**PROVIDED MATERIAL**

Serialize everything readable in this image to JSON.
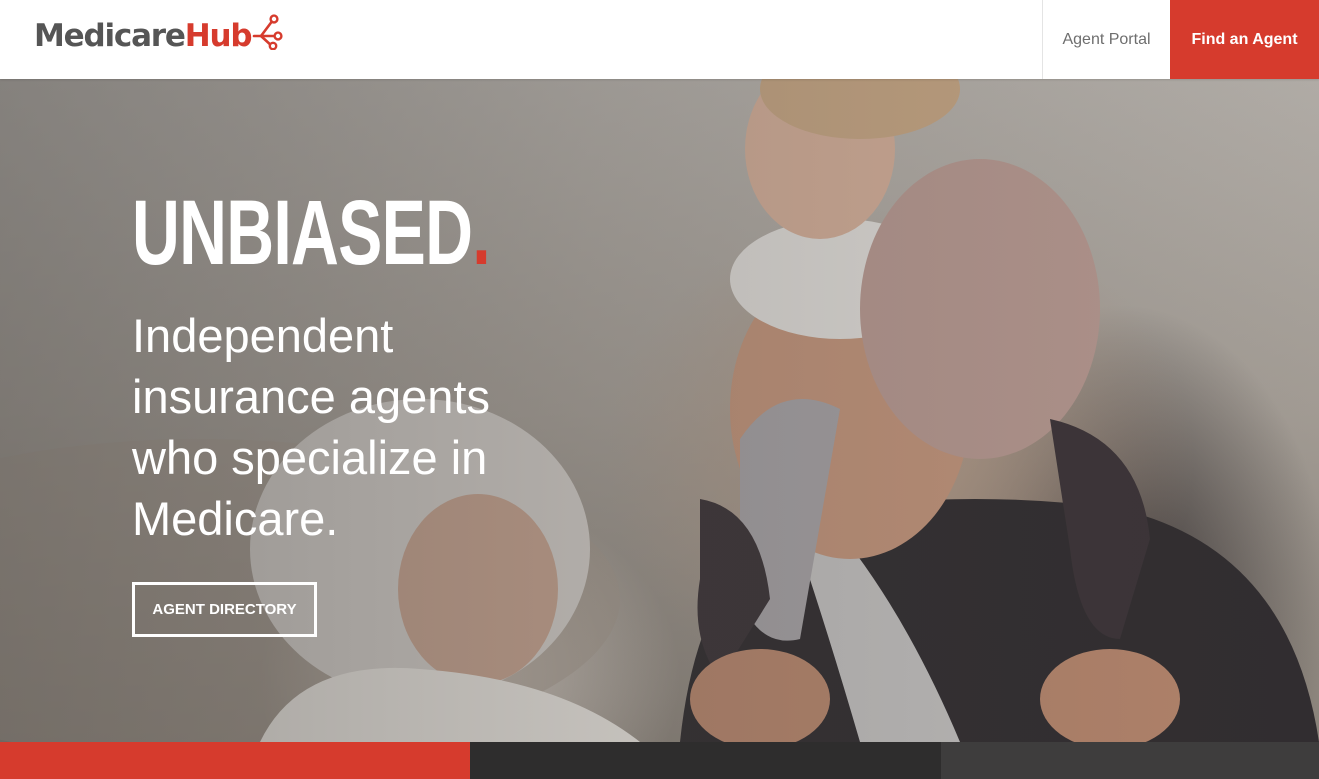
{
  "header": {
    "logo": {
      "part1": "Medicare",
      "part2": "Hub"
    },
    "nav": {
      "agent_portal": "Agent Portal",
      "find_agent": "Find an Agent"
    }
  },
  "hero": {
    "headline": "UNBIASED",
    "headline_dot": ".",
    "subhead": "Independent insurance agents who specialize in Medicare.",
    "cta_label": "AGENT DIRECTORY"
  },
  "colors": {
    "brand_red": "#d63b2d",
    "logo_gray": "#555555",
    "strip_dark": "#2e2d2d",
    "strip_mid": "#3e3d3d"
  },
  "icons": {
    "logo": "network-hub-icon"
  }
}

**WRITTEN PROBLEM**
Leaving out the pictures, repeat the data above exactly.

**THE SOLUTION**
Serialize everything readable in this image to JSON.
{
  "header": {
    "logo": {
      "part1": "Medicare",
      "part2": "Hub"
    },
    "nav": {
      "agent_portal": "Agent Portal",
      "find_agent": "Find an Agent"
    }
  },
  "hero": {
    "headline": "UNBIASED",
    "headline_dot": ".",
    "subhead": "Independent insurance agents who specialize in Medicare.",
    "cta_label": "AGENT DIRECTORY"
  },
  "colors": {
    "brand_red": "#d63b2d",
    "logo_gray": "#555555",
    "strip_dark": "#2e2d2d",
    "strip_mid": "#3e3d3d"
  },
  "icons": {
    "logo": "network-hub-icon"
  }
}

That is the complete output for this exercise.